> _TASK BRIEF_
Look through the data below. Pick out the lines holding the string "page".

::::::::

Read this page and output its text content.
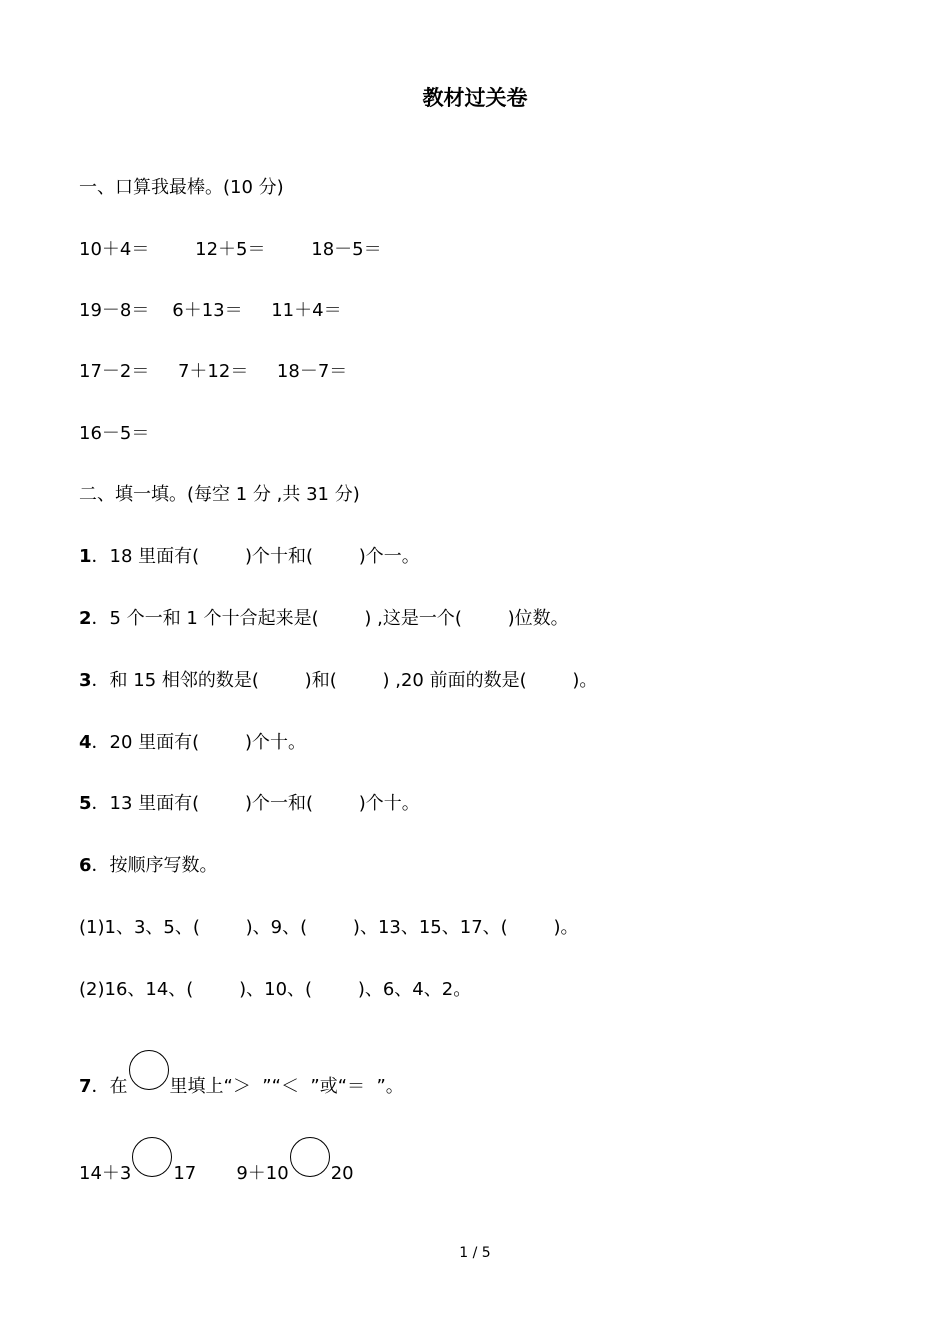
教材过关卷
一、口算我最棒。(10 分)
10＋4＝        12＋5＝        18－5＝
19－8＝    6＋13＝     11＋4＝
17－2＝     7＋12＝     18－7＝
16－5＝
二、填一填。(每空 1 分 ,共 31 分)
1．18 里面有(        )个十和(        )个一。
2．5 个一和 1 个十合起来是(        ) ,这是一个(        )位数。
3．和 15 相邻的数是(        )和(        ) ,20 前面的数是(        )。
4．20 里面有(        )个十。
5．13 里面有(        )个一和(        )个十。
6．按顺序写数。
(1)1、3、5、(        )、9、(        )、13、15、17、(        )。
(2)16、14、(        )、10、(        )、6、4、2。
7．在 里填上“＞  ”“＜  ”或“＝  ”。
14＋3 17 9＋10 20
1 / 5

::::::::

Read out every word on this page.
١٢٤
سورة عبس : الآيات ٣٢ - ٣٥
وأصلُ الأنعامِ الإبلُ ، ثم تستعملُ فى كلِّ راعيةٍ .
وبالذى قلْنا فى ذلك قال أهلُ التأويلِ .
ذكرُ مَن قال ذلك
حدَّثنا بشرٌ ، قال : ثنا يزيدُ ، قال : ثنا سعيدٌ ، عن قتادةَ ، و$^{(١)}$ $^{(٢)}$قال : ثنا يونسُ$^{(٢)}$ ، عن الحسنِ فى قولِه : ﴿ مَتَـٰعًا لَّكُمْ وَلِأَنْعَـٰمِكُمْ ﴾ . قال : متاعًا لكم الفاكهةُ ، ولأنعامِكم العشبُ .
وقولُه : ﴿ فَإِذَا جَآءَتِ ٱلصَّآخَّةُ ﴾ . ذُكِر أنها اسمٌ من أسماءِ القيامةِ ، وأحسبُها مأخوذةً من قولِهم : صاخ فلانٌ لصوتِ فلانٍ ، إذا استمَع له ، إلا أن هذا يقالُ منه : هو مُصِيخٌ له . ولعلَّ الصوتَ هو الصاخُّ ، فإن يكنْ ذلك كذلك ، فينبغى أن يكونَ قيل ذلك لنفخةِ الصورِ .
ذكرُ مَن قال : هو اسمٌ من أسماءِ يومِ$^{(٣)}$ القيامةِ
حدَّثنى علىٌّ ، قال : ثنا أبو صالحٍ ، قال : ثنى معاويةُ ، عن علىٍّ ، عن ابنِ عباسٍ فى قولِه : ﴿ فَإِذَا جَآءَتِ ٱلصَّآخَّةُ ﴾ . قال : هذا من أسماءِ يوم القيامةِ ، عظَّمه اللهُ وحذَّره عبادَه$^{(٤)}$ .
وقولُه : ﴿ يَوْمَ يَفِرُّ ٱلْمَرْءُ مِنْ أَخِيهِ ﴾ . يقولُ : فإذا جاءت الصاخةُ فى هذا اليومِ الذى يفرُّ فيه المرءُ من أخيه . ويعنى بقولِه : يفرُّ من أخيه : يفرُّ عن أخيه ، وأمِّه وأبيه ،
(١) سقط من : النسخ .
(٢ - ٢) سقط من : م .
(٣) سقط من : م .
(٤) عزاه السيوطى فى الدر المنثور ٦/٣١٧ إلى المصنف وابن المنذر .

::::::::

> _COMPLETED EXERCISE_
Read this page and output its text content.
Read out every word on this page.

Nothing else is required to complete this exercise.